# [TASK REQUIREMENTS]
Retype the lines from the one containing "heatmap-cell [170, 396, 178, 405]" through the one containing "heatmap-cell [330, 148, 339, 156]", both included, with nothing changed.

# [DATASET]

_ _ _ _ _ _ _

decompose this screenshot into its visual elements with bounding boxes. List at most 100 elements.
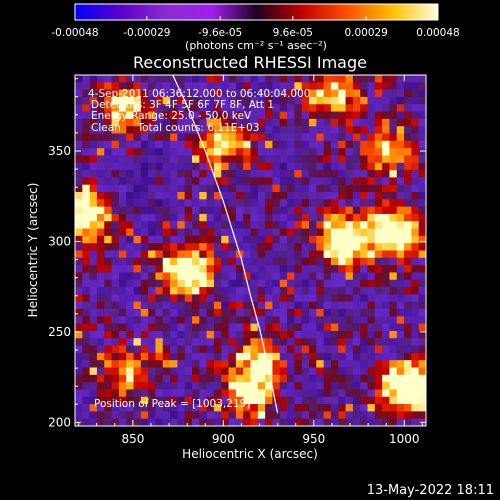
heatmap-cell [170, 396, 178, 405]
heatmap-cell [148, 118, 156, 127]
heatmap-cell [199, 250, 208, 259]
heatmap-cell [177, 257, 186, 266]
heatmap-cell [184, 75, 193, 83]
heatmap-cell [177, 382, 186, 390]
y-tick-label: 200 [48, 415, 71, 429]
heatmap-cell [396, 192, 405, 200]
heatmap-cell [323, 184, 332, 193]
heatmap-cell [330, 148, 339, 156]
heatmap-cell [206, 140, 215, 149]
heatmap-cell [352, 272, 361, 281]
heatmap-cell [360, 360, 368, 368]
heatmap-cell [301, 411, 310, 420]
heatmap-cell [301, 338, 310, 346]
heatmap-cell [272, 316, 281, 325]
plot-frame [74, 74, 427, 427]
heatmap-cell [82, 82, 91, 91]
heatmap-cell [192, 396, 200, 405]
heatmap-cell [199, 301, 208, 310]
heatmap-cell [192, 389, 200, 398]
heatmap-cell [177, 330, 186, 339]
heatmap-cell [265, 155, 273, 164]
heatmap-cell [96, 272, 105, 281]
heatmap-cell [104, 374, 112, 383]
heatmap-cell [140, 228, 149, 237]
heatmap-cell [265, 221, 273, 229]
heatmap-cell [177, 323, 186, 332]
heatmap-cell [213, 374, 222, 383]
heatmap-cell [360, 418, 368, 426]
heatmap-cell [338, 404, 346, 412]
heatmap-cell [345, 118, 354, 127]
heatmap-cell [374, 243, 383, 251]
heatmap-cell [345, 367, 354, 376]
heatmap-cell [199, 184, 208, 193]
heatmap-cell [404, 206, 412, 215]
heatmap-cell [243, 126, 251, 134]
heatmap-cell [382, 206, 390, 215]
heatmap-cell [374, 126, 383, 134]
heatmap-cell [374, 374, 383, 383]
heatmap-cell [374, 279, 383, 288]
info-time-range: 4-Sep-2011 06:36:12.000 to 06:40:04.000 [88, 88, 310, 100]
heatmap-cell [418, 213, 426, 222]
heatmap-cell [148, 257, 156, 266]
heatmap-cell [155, 89, 164, 98]
heatmap-cell [221, 126, 229, 134]
heatmap-cell [89, 126, 98, 134]
heatmap-cell [213, 316, 222, 325]
heatmap-cell [250, 213, 259, 222]
heatmap-cell [352, 374, 361, 383]
heatmap-cell [301, 148, 310, 156]
heatmap-cell [192, 257, 200, 266]
heatmap-cell [221, 140, 229, 149]
heatmap-cell [309, 367, 317, 376]
heatmap-cell [213, 221, 222, 229]
heatmap-cell [272, 418, 281, 426]
heatmap-cell [250, 257, 259, 266]
heatmap-cell [133, 301, 142, 310]
heatmap-cell [396, 243, 405, 251]
heatmap-cell [75, 206, 83, 215]
heatmap-cell [301, 418, 310, 426]
heatmap-cell [309, 75, 317, 83]
heatmap-cell [294, 82, 303, 91]
heatmap-cell [265, 316, 273, 325]
heatmap-cell [228, 111, 237, 120]
heatmap-cell [162, 243, 171, 251]
heatmap-cell [82, 257, 91, 266]
heatmap-cell [367, 287, 376, 295]
heatmap-cell [155, 323, 164, 332]
heatmap-cell [206, 309, 215, 317]
heatmap-cell [206, 279, 215, 288]
heatmap-cell [213, 133, 222, 142]
heatmap-cell [374, 396, 383, 405]
x-tick-label: 900 [212, 432, 235, 446]
heatmap-cell [82, 389, 91, 398]
heatmap-cell [257, 396, 266, 405]
heatmap-cell [221, 411, 229, 420]
heatmap-cell [96, 250, 105, 259]
heatmap-cell [118, 192, 127, 200]
heatmap-cell [250, 89, 259, 98]
heatmap-cell [184, 389, 193, 398]
heatmap-cell [111, 111, 120, 120]
heatmap-cell [192, 140, 200, 149]
heatmap-cell [140, 374, 149, 383]
heatmap-cell [279, 75, 288, 83]
heatmap-cell [148, 89, 156, 98]
heatmap-cell [213, 75, 222, 83]
heatmap-cell [133, 287, 142, 295]
heatmap-cell [221, 199, 229, 208]
heatmap-cell [265, 352, 273, 361]
heatmap-cell [330, 111, 339, 120]
heatmap-cell [235, 170, 244, 178]
heatmap-cell [396, 126, 405, 134]
heatmap-cell [228, 155, 237, 164]
heatmap-cell [140, 235, 149, 244]
heatmap-cell [140, 96, 149, 105]
heatmap-cell [316, 316, 325, 325]
heatmap-cell [235, 235, 244, 244]
heatmap-cell [330, 96, 339, 105]
heatmap-cell [345, 206, 354, 215]
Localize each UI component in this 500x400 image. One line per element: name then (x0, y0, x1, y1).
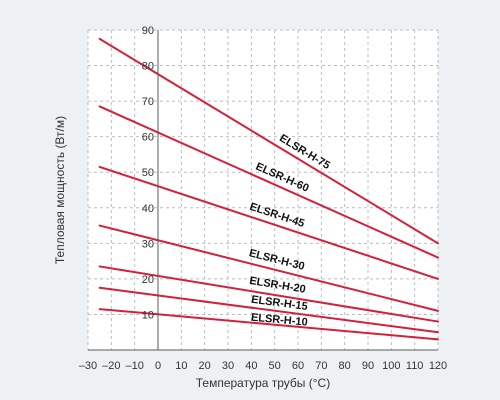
x-tick-label: 70 (315, 360, 327, 372)
y-tick-label: 20 (142, 274, 154, 286)
x-tick-label: –10 (125, 360, 143, 372)
x-tick-label: 80 (339, 360, 351, 372)
x-tick-label: –20 (102, 360, 120, 372)
x-tick-label: 10 (175, 360, 187, 372)
x-tick-label: 90 (362, 360, 374, 372)
axes (88, 30, 438, 351)
series-line-elsr-h-30 (98, 224, 439, 312)
x-tick-label: 50 (269, 360, 281, 372)
y-tick-label: 10 (142, 309, 154, 321)
y-tick-label: 70 (142, 96, 154, 108)
x-tick-label: 20 (199, 360, 211, 372)
y-tick-labels: 10 20 30 40 50 60 70 80 90 (142, 25, 154, 321)
y-tick-label: 40 (142, 203, 154, 215)
x-tick-label: 60 (292, 360, 304, 372)
y-tick-label: 80 (142, 61, 154, 73)
y-tick-label: 90 (142, 25, 154, 37)
x-tick-labels: –30 –20 –10 0 10 20 30 40 50 60 70 80 90 100 110 120 (79, 360, 447, 372)
series-line-elsr-h-75 (98, 37, 439, 245)
x-tick-label: 120 (429, 360, 447, 372)
series-lines (98, 37, 439, 341)
x-tick-label: 0 (155, 360, 161, 372)
y-tick-label: 60 (142, 132, 154, 144)
series-line-elsr-h-10 (98, 308, 439, 341)
x-tick-label: –30 (79, 360, 97, 372)
x-tick-label: 110 (406, 360, 424, 372)
x-tick-label: 40 (245, 360, 257, 372)
series-line-elsr-h-15 (98, 286, 439, 334)
y-tick-label: 50 (142, 167, 154, 179)
series-line-elsr-h-45 (98, 165, 439, 280)
x-tick-label: 100 (382, 360, 400, 372)
y-tick-label: 30 (142, 238, 154, 250)
series-line-elsr-h-60 (98, 105, 439, 259)
series-label-elsr-h-10: ELSR-H-10 (250, 312, 308, 329)
x-axis-title: Температура трубы (°С) (196, 376, 330, 390)
x-tick-label: 30 (222, 360, 234, 372)
y-axis-title: Тепловая мощность (Вт/м) (53, 116, 67, 264)
series-line-elsr-h-20 (98, 265, 439, 323)
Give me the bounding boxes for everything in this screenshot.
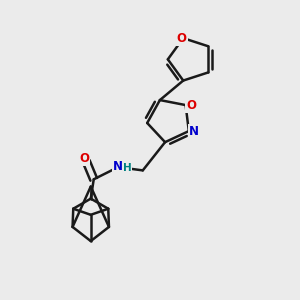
Text: O: O: [79, 152, 89, 165]
Text: O: O: [177, 32, 187, 45]
Text: H: H: [123, 163, 131, 173]
Text: N: N: [113, 160, 123, 173]
Text: O: O: [186, 99, 196, 112]
Text: N: N: [189, 124, 199, 138]
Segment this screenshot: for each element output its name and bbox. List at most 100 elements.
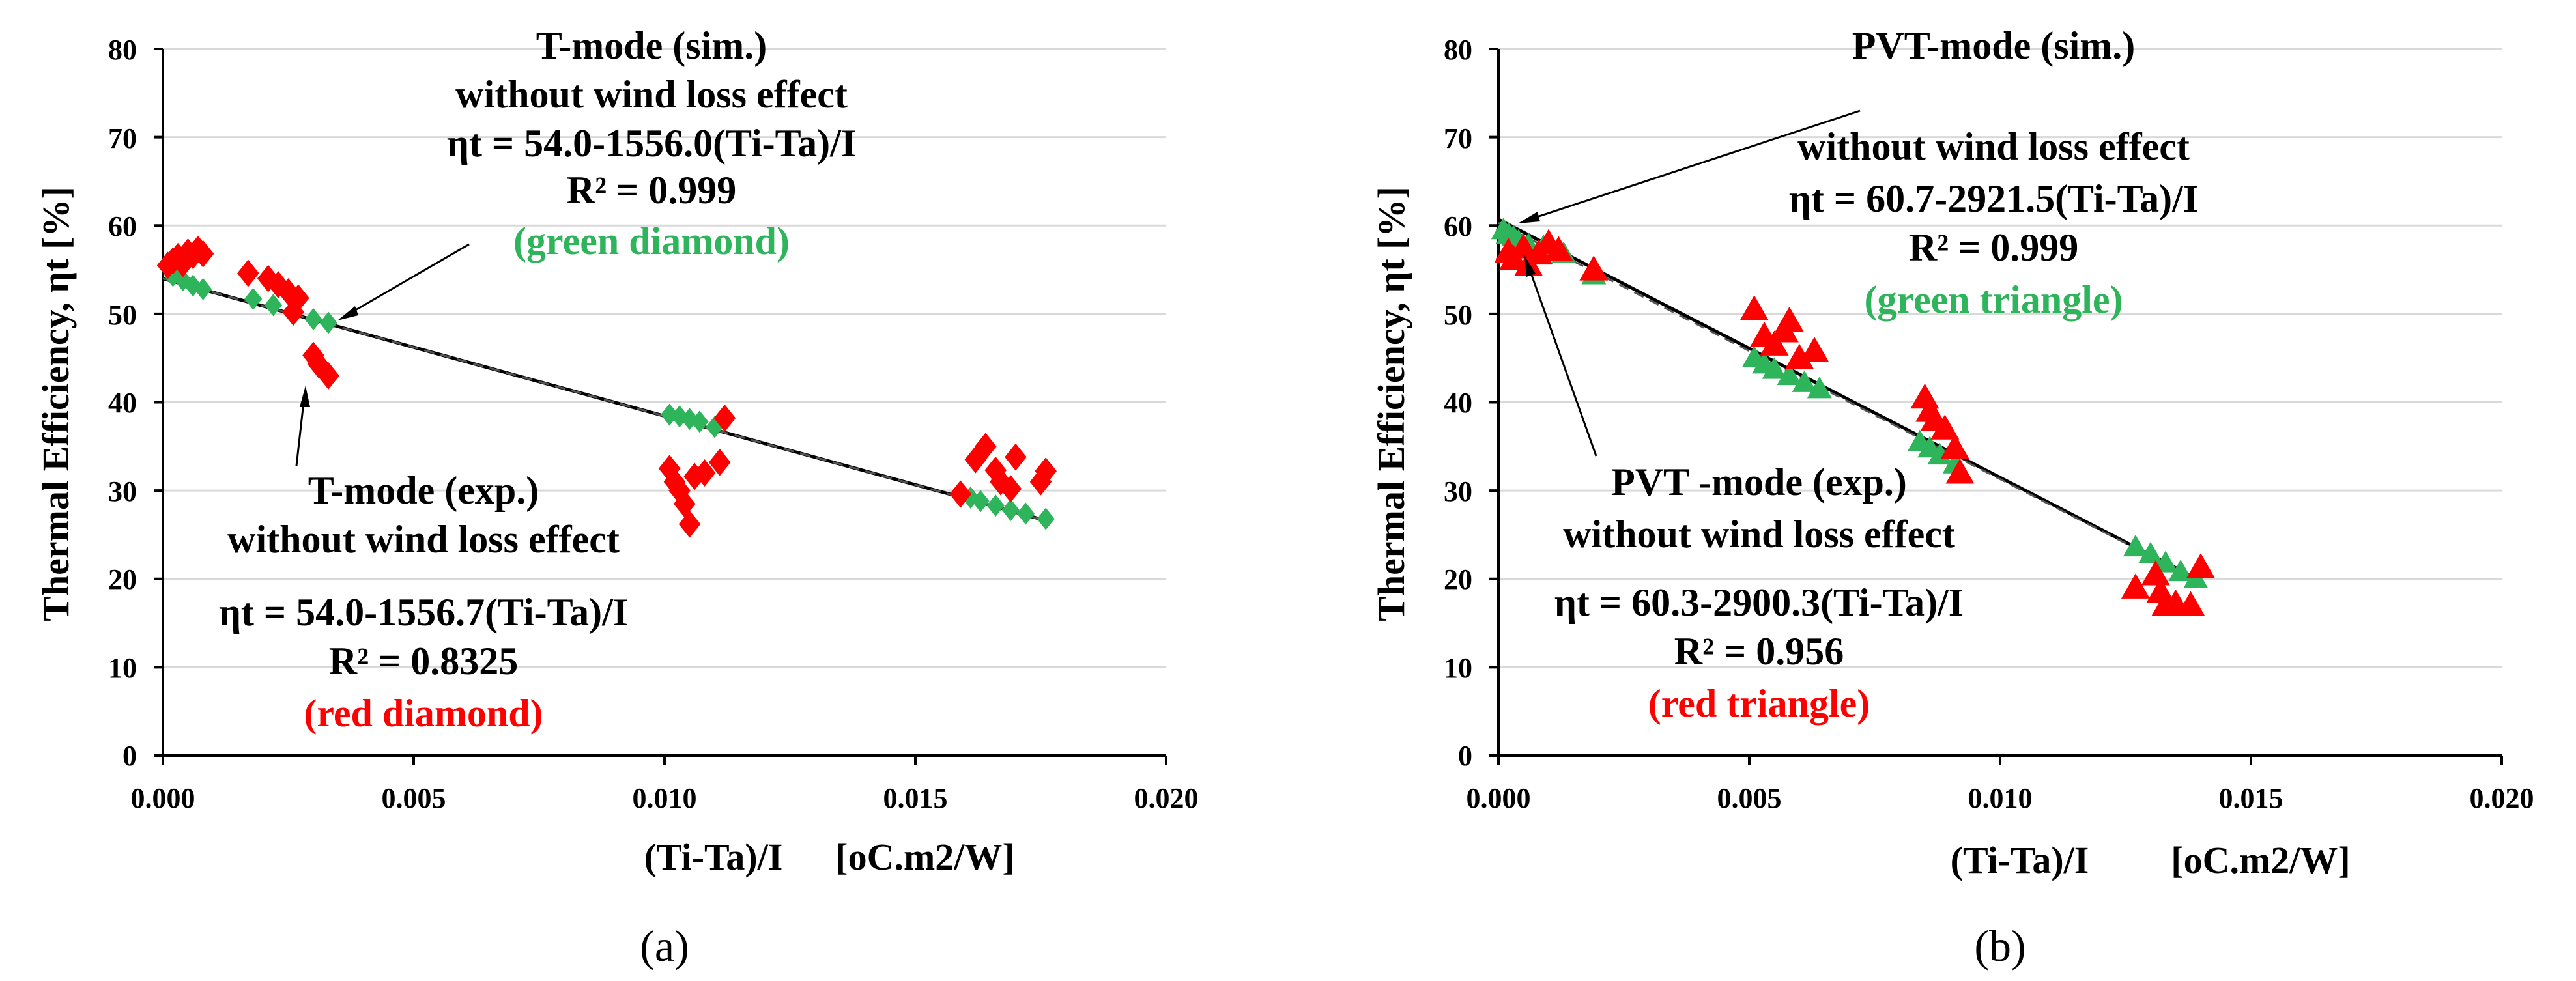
x-axis-unit: [oC.m2/W]	[2171, 839, 2350, 881]
y-tick-label: 50	[108, 299, 137, 331]
exp-arrow	[1525, 260, 1597, 457]
data-points	[1491, 218, 2215, 616]
y-tick-label: 70	[1444, 122, 1472, 154]
exp-data-point	[1800, 336, 1829, 362]
y-tick-label: 40	[108, 387, 137, 419]
equation: ηt = 60.7-2921.5(Ti-Ta)/I	[1789, 177, 2198, 220]
x-tick-label: 0.015	[883, 782, 948, 814]
annotation-line: PVT -mode (exp.)	[1611, 461, 1907, 504]
x-tick-label: 0.020	[2470, 782, 2534, 814]
sim-data-point	[1927, 442, 1953, 465]
fit-line-solid	[1497, 218, 2202, 582]
r-squared: R² = 0.999	[1909, 226, 2079, 269]
sim-arrow	[1523, 109, 1861, 223]
marker-legend: (red triangle)	[1648, 682, 1870, 725]
exp-data-point	[172, 249, 194, 277]
sim-data-point	[680, 408, 699, 431]
sim-data-point	[319, 311, 337, 334]
exp-data-point	[2121, 573, 2150, 599]
r-squared: R² = 0.956	[1674, 630, 1844, 673]
y-tick-label: 0	[1458, 740, 1472, 772]
exp-data-point	[2141, 560, 2170, 586]
exp-data-point	[282, 298, 304, 326]
exp-data-point	[317, 362, 339, 390]
exp-data-point	[1005, 443, 1027, 471]
y-tick-label: 30	[108, 476, 137, 507]
annotation-line: T-mode (exp.)	[308, 469, 539, 512]
equation: ηt = 60.3-2900.3(Ti-Ta)/I	[1554, 581, 1964, 624]
sim-data-point	[174, 269, 192, 292]
sim-arrowhead	[1518, 212, 1540, 223]
y-tick-label: 10	[108, 652, 137, 684]
exp-data-point	[713, 404, 736, 432]
equation: ηt = 54.0-1556.7(Ti-Ta)/I	[219, 591, 628, 634]
y-tick-label: 40	[1444, 387, 1472, 419]
exp-data-point	[1579, 255, 1609, 281]
y-tick-label: 50	[1444, 299, 1472, 331]
y-tick-labels: 0 10 20 30 40 50 60 70 80	[108, 34, 137, 772]
y-tick-label: 80	[108, 34, 137, 66]
chart-panel-a: 0 10 20 30 40 50 60 70 80 0.000 0.005 0.…	[35, 24, 1199, 971]
marker-legend: (red diamond)	[304, 692, 543, 735]
exp-data-point	[1775, 306, 1804, 332]
sim-data-point	[1762, 357, 1787, 379]
exp-data-point	[1940, 434, 1969, 459]
sim-data-point	[1001, 498, 1020, 521]
exp-data-point	[708, 448, 731, 476]
sim-data-point	[304, 308, 322, 331]
x-tick-labels: 0.000 0.005 0.010 0.015 0.020	[131, 782, 1199, 814]
exp-data-point	[2176, 591, 2205, 616]
equation: ηt = 54.0-1556.0(Ti-Ta)/I	[447, 122, 856, 165]
y-gridlines	[1498, 48, 2502, 668]
x-tick-label: 0.005	[382, 782, 446, 814]
x-tick-label: 0.015	[2219, 782, 2283, 814]
marker-legend: (green triangle)	[1864, 278, 2123, 321]
y-tick-label: 60	[1444, 210, 1472, 242]
sim-data-point	[1792, 370, 1817, 392]
sim-data-point	[1016, 502, 1035, 525]
exp-arrowhead	[300, 386, 310, 407]
x-tick-label: 0.020	[1134, 782, 1199, 814]
sim-annotation: T-mode (sim.) without wind loss effect η…	[447, 24, 856, 263]
x-axis-label: (Ti-Ta)/I	[1951, 839, 2089, 881]
y-tick-label: 10	[1444, 652, 1472, 684]
annotation-line: PVT-mode (sim.)	[1852, 24, 2135, 67]
sim-data-point	[2138, 541, 2163, 564]
exp-data-point	[1544, 236, 1573, 261]
r-squared: R² = 0.8325	[329, 640, 519, 683]
sim-data-point	[2123, 534, 2148, 557]
exp-data-point	[237, 259, 259, 287]
x-axis-label: (Ti-Ta)/I	[644, 836, 783, 878]
sim-data-point	[2168, 559, 2194, 582]
exp-data-point	[192, 240, 214, 268]
annotation-line: T-mode (sim.)	[536, 24, 767, 67]
y-tick-label: 30	[1444, 476, 1472, 507]
exp-data-point	[1930, 414, 1960, 440]
exp-data-point	[1509, 233, 1538, 259]
annotation-line: without wind loss effect	[455, 73, 848, 116]
chart-panel-b: 0 10 20 30 40 50 60 70 80 0.000 0.005 0.…	[1370, 24, 2534, 971]
data-points	[156, 235, 1057, 538]
sim-data-point	[986, 494, 1005, 517]
sim-data-point	[971, 490, 990, 513]
marker-legend: (green diamond)	[513, 220, 790, 263]
exp-data-point	[693, 459, 716, 487]
sim-data-point	[264, 294, 282, 317]
y-axis-label: Thermal Efficiency, ηt [%]	[1370, 186, 1412, 621]
x-tick-label: 0.010	[1968, 782, 2033, 814]
axis-ticks	[154, 48, 1167, 765]
sim-data-point	[194, 277, 212, 300]
exp-data-point	[2186, 553, 2215, 578]
y-tick-labels: 0 10 20 30 40 50 60 70 80	[1444, 34, 1472, 772]
x-tick-label: 0.010	[633, 782, 697, 814]
fit-line-dashed	[1498, 221, 2201, 583]
exp-data-point	[1910, 383, 1939, 409]
annotation-line: without wind loss effect	[227, 518, 620, 561]
y-tick-label: 70	[108, 122, 137, 154]
panel-caption: (a)	[640, 921, 689, 971]
x-axis-unit: [oC.m2/W]	[835, 836, 1014, 878]
r-squared: R² = 0.999	[567, 169, 737, 212]
y-tick-label: 60	[108, 210, 137, 242]
exp-data-point	[1945, 459, 1975, 484]
sim-data-point	[2153, 550, 2179, 573]
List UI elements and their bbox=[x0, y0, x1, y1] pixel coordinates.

_ _ _ _ _ _ _

# [EXERCISE SOLUTION]
heatmap-cell [170, 396, 178, 405]
heatmap-cell [148, 118, 156, 127]
heatmap-cell [199, 250, 208, 259]
heatmap-cell [177, 257, 186, 266]
heatmap-cell [184, 75, 193, 83]
heatmap-cell [177, 382, 186, 390]
y-tick-label: 200 [48, 415, 71, 429]
heatmap-cell [396, 192, 405, 200]
heatmap-cell [323, 184, 332, 193]
heatmap-cell [330, 148, 339, 156]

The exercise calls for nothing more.